Collected data entries
* BEGIN *
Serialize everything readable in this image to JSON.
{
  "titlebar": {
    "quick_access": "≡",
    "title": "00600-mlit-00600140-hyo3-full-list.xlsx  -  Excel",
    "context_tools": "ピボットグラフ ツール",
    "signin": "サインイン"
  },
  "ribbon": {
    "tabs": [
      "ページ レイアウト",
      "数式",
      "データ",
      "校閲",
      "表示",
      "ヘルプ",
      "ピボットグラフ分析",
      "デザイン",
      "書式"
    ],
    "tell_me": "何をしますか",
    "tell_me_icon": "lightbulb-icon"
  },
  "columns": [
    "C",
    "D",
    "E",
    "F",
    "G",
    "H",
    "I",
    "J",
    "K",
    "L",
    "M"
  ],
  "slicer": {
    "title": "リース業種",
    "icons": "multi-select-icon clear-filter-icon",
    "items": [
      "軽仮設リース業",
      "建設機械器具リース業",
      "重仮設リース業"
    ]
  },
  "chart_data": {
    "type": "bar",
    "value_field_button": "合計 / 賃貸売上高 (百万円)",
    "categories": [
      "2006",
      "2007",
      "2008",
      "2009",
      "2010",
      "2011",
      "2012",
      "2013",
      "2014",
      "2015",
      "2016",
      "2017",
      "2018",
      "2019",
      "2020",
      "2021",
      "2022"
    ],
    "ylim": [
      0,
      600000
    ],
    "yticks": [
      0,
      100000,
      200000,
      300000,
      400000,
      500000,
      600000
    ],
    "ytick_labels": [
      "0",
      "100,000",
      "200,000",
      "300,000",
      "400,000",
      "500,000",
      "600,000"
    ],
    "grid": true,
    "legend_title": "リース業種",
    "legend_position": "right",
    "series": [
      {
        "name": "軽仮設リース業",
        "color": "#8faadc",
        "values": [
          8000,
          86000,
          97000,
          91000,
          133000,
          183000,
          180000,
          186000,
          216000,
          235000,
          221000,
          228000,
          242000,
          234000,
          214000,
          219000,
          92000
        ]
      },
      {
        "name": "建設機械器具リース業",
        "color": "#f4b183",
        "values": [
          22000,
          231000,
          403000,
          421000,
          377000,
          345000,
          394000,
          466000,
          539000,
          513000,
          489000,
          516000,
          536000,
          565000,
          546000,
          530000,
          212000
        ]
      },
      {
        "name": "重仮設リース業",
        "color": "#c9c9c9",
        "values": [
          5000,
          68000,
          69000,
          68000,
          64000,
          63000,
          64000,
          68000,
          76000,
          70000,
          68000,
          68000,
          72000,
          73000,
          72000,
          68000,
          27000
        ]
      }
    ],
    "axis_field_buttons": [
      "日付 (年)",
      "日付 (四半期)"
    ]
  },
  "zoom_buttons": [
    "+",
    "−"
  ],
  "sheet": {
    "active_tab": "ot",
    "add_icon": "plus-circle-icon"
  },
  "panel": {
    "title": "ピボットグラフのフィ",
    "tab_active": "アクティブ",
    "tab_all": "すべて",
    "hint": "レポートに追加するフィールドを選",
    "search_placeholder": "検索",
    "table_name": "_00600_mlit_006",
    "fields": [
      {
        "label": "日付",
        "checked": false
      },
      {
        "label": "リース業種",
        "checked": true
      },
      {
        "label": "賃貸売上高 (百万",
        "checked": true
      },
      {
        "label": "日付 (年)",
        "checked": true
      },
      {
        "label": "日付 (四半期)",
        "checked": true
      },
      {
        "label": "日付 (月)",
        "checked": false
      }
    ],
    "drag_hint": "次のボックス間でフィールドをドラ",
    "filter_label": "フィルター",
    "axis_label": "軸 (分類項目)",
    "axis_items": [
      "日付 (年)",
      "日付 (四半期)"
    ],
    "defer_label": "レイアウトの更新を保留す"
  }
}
* END *
* _WHAT IS BEING ASKED_: Collect every line from the records above that contains the word "リース業種".

* _FINAL RESULT_:
    "title": "リース業種",
    "legend_title": "リース業種",
        "label": "リース業種",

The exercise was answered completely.